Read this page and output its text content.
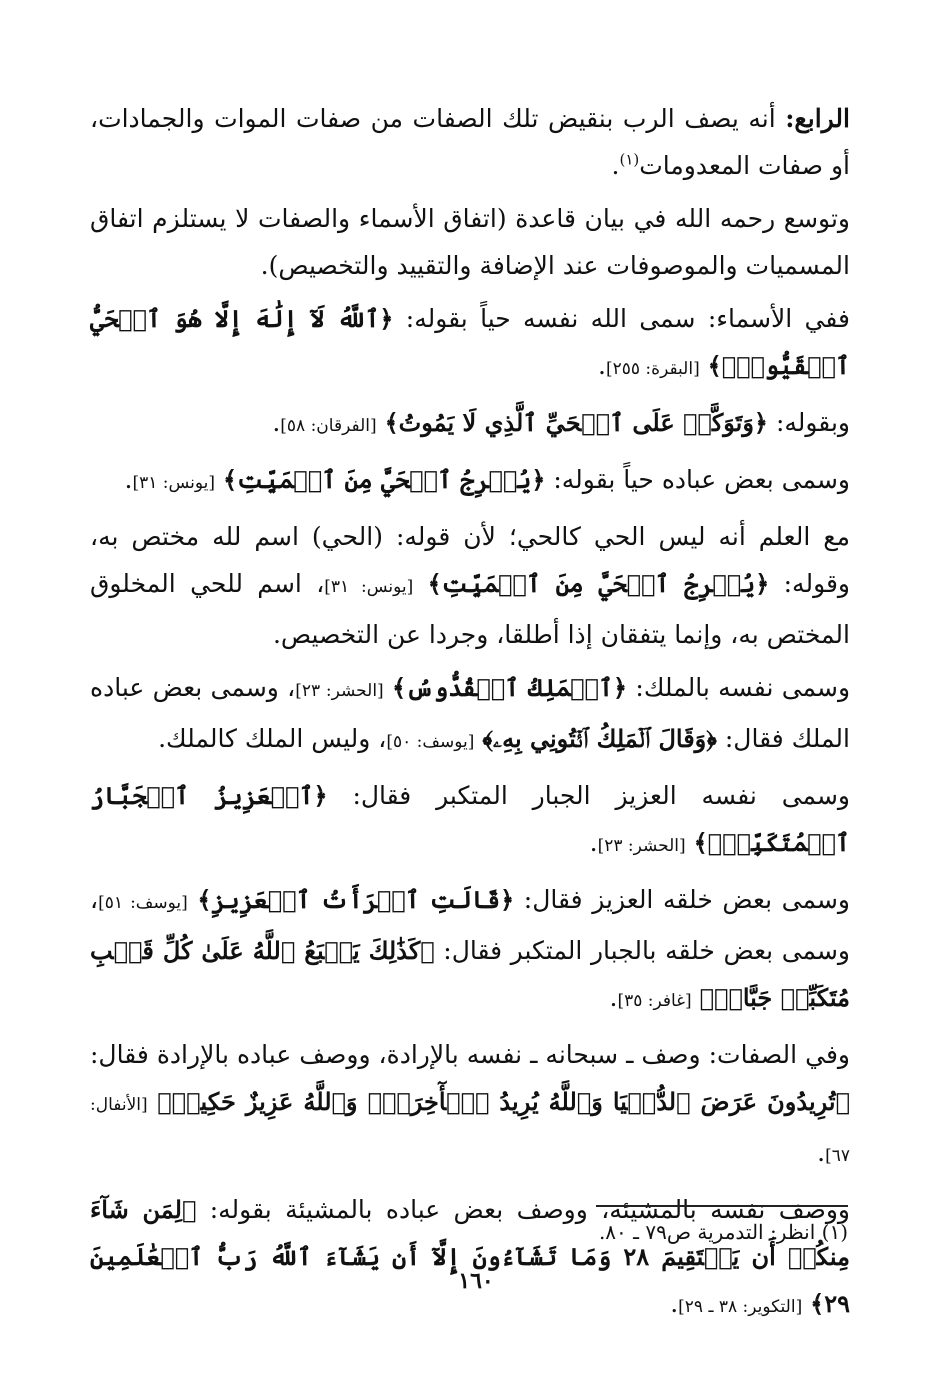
الرابع: أنه يصف الرب بنقيض تلك الصفات من صفات الموات والجمادات، أو صفات المعدومات$^{(١)}$.

وتوسع رحمه الله في بيان قاعدة (اتفاق الأسماء والصفات لا يستلزم اتفاق المسميات والموصوفات عند الإضافة والتقييد والتخصيص).

ففي الأسماء: سمى الله نفسه حياً بقوله: ﴿ٱللَّهُ لَآ إِلَٰهَ إِلَّا هُوَ ٱلۡحَيُّ ٱلۡقَيُّومُۚ﴾ [البقرة: ٢٥٥].

وبقوله: ﴿وَتَوَكَّلۡ عَلَى ٱلۡحَيِّ ٱلَّذِي لَا يَمُوتُ﴾ [الفرقان: ٥٨].

وسمى بعض عباده حياً بقوله: ﴿يُخۡرِجُ ٱلۡحَيَّ مِنَ ٱلۡمَيِّتِ﴾ [يونس: ٣١].

مع العلم أنه ليس الحي كالحي؛ لأن قوله: (الحي) اسم لله مختص به، وقوله: ﴿يُخۡرِجُ ٱلۡحَيَّ مِنَ ٱلۡمَيِّتِ﴾ [يونس: ٣١]، اسم للحي المخلوق المختص به، وإنما يتفقان إذا أطلقا، وجردا عن التخصيص.

وسمى نفسه بالملك: ﴿ٱلۡمَلِكُ ٱلۡقُدُّوسُ﴾ [الحشر: ٢٣]، وسمى بعض عباده الملك فقال: ﴿وَقَالَ ٱلۡمَلِكُ ٱئۡتُونِي بِهِۦ﴾ [يوسف: ٥٠]، وليس الملك كالملك.

وسمى نفسه العزيز الجبار المتكبر فقال: ﴿ٱلۡعَزِيزُ ٱلۡجَبَّارُ ٱلۡمُتَكَبِّرُۚ﴾ [الحشر: ٢٣].

وسمى بعض خلقه العزيز فقال: ﴿قَالَتِ ٱمۡرَأَتُ ٱلۡعَزِيزِ﴾ [يوسف: ٥١]، وسمى بعض خلقه بالجبار المتكبر فقال: ﴿كَذَٰلِكَ يَطۡبَعُ ٱللَّهُ عَلَىٰ كُلِّ قَلۡبِ مُتَكَبِّرٖ جَبَّارٖ﴾ [غافر: ٣٥].

وفي الصفات: وصف ـ سبحانه ـ نفسه بالإرادة، ووصف عباده بالإرادة فقال: ﴿تُرِيدُونَ عَرَضَ ٱلدُّنۡيَا وَٱللَّهُ يُرِيدُ ٱلۡأٓخِرَةَۗ وَٱللَّهُ عَزِيزٌ حَكِيمٞ﴾ [الأنفال: ٦٧].

ووصف نفسه بالمشيئة، ووصف بعض عباده بالمشيئة بقوله: ﴿لِمَن شَآءَ مِنكُمۡ أَن يَسۡتَقِيمَ ٢٨ وَمَا تَشَآءُونَ إِلَّآ أَن يَشَآءَ ٱللَّهُ رَبُّ ٱلۡعَٰلَمِينَ ٢٩﴾ [التكوير: ٣٨ ـ ٢٩].

(١) انظر: التدمرية ص٧٩ ـ ٨٠.
١٦٠
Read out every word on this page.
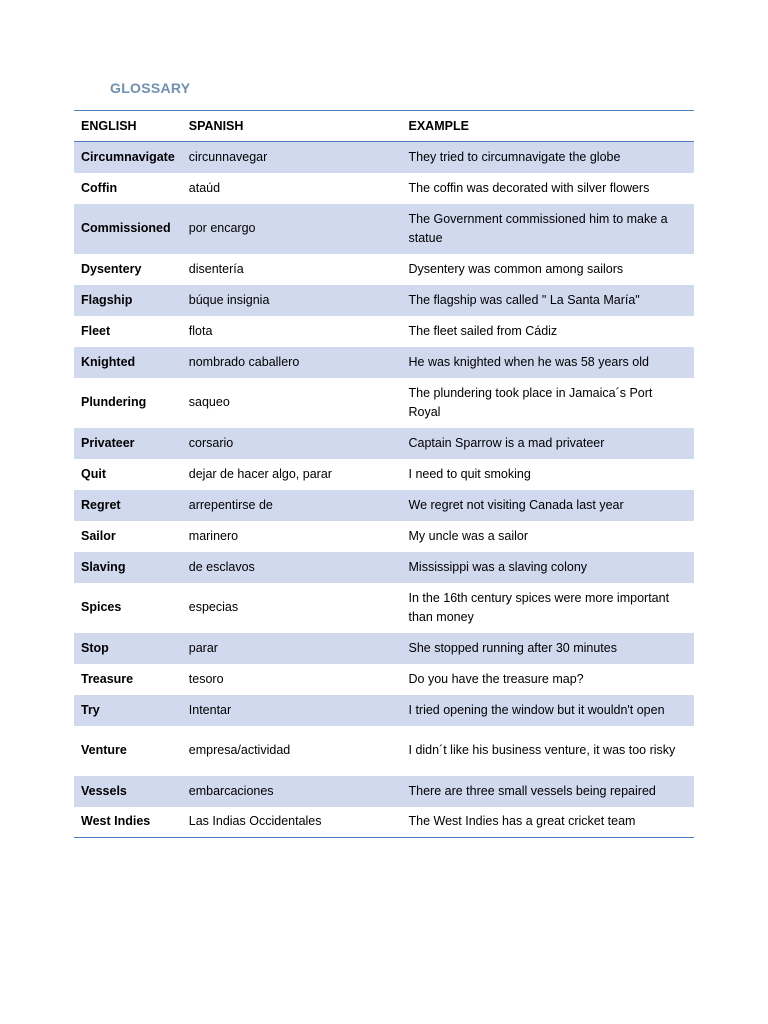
GLOSSARY
ENGLISH	SPANISH	EXAMPLE
Circumnavigate	circunnavegar	They tried to circumnavigate the globe
Coffin	ataúd	The coffin was decorated with silver flowers
Commissioned	por encargo	The Government commissioned him to make a statue
Dysentery	disentería	Dysentery was common among sailors
Flagship	búque insignia	The flagship was called " La Santa María"
Fleet	flota	The fleet sailed from Cádiz
Knighted	nombrado caballero	He was knighted when he was 58 years old
Plundering	saqueo	The plundering took place in Jamaica´s Port Royal
Privateer	corsario	Captain Sparrow is a mad privateer
Quit	dejar de hacer algo, parar	I need to quit smoking
Regret	arrepentirse de	We regret not visiting Canada last year
Sailor	marinero	My uncle was a sailor
Slaving	de esclavos	Mississippi was a slaving colony
Spices	especias	In the 16th century spices were more important than money
Stop	parar	She stopped running after 30 minutes
Treasure	tesoro	Do you have the treasure map?
Try	Intentar	I tried opening the window but it wouldn't open
Venture	empresa/actividad	I didn´t like his business venture, it was too risky
Vessels	embarcaciones	There are three small vessels being repaired
West Indies	Las Indias Occidentales	The West Indies has a great cricket team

========================================

- **What is required**
Using the listing above, show every line that includes the string "ووصف".

- **Final result**
وفي الصفات: وصف ـ سبحانه ـ نفسه بالإرادة، ووصف عباده بالإرادة فقال: ﴿تُرِيدُونَ عَرَضَ ٱلدُّنۡيَا وَٱللَّهُ يُرِيدُ ٱلۡأٓخِرَةَۗ وَٱللَّهُ عَزِيزٌ حَكِيمٞ﴾ [الأنفال: ٦٧].
ووصف نفسه بالمشيئة، ووصف بعض عباده بالمشيئة بقوله: ﴿لِمَن شَآءَ مِنكُمۡ أَن يَسۡتَقِيمَ ٢٨ وَمَا تَشَآءُونَ إِلَّآ أَن يَشَآءَ ٱللَّهُ رَبُّ ٱلۡعَٰلَمِينَ ٢٩﴾ [التكوير: ٣٨ ـ ٢٩].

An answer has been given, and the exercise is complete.